STATED PROBLEM: Return the records exactly as they are.
>> begin
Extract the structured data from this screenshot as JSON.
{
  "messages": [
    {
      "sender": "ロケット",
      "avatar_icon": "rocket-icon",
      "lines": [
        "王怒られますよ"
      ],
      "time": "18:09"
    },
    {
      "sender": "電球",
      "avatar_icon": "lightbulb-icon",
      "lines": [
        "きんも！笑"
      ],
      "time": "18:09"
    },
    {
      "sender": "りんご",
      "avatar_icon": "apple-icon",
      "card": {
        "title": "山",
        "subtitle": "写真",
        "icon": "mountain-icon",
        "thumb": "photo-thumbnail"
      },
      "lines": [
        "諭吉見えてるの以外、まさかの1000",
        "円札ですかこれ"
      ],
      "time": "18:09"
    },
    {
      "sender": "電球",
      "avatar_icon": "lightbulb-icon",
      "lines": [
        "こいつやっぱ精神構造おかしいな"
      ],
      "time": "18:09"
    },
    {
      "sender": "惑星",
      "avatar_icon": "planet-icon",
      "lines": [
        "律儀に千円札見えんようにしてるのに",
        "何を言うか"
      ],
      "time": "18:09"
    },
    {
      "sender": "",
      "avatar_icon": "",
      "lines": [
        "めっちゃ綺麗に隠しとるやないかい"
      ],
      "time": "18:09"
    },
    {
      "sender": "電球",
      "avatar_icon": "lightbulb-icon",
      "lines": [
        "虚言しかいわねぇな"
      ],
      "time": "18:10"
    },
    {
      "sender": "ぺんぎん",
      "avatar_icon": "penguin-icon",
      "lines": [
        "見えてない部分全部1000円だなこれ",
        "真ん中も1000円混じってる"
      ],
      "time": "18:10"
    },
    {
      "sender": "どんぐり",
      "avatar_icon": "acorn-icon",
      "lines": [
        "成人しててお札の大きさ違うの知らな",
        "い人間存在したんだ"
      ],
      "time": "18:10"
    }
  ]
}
>> end
ANSWER:
Extract the structured data from this screenshot as JSON.
{
  "messages": [
    {
      "sender": "ロケット",
      "avatar_icon": "rocket-icon",
      "lines": [
        "王怒られますよ"
      ],
      "time": "18:09"
    },
    {
      "sender": "電球",
      "avatar_icon": "lightbulb-icon",
      "lines": [
        "きんも！笑"
      ],
      "time": "18:09"
    },
    {
      "sender": "りんご",
      "avatar_icon": "apple-icon",
      "card": {
        "title": "山",
        "subtitle": "写真",
        "icon": "mountain-icon",
        "thumb": "photo-thumbnail"
      },
      "lines": [
        "諭吉見えてるの以外、まさかの1000",
        "円札ですかこれ"
      ],
      "time": "18:09"
    },
    {
      "sender": "電球",
      "avatar_icon": "lightbulb-icon",
      "lines": [
        "こいつやっぱ精神構造おかしいな"
      ],
      "time": "18:09"
    },
    {
      "sender": "惑星",
      "avatar_icon": "planet-icon",
      "lines": [
        "律儀に千円札見えんようにしてるのに",
        "何を言うか"
      ],
      "time": "18:09"
    },
    {
      "sender": "",
      "avatar_icon": "",
      "lines": [
        "めっちゃ綺麗に隠しとるやないかい"
      ],
      "time": "18:09"
    },
    {
      "sender": "電球",
      "avatar_icon": "lightbulb-icon",
      "lines": [
        "虚言しかいわねぇな"
      ],
      "time": "18:10"
    },
    {
      "sender": "ぺんぎん",
      "avatar_icon": "penguin-icon",
      "lines": [
        "見えてない部分全部1000円だなこれ",
        "真ん中も1000円混じってる"
      ],
      "time": "18:10"
    },
    {
      "sender": "どんぐり",
      "avatar_icon": "acorn-icon",
      "lines": [
        "成人しててお札の大きさ違うの知らな",
        "い人間存在したんだ"
      ],
      "time": "18:10"
    }
  ]
}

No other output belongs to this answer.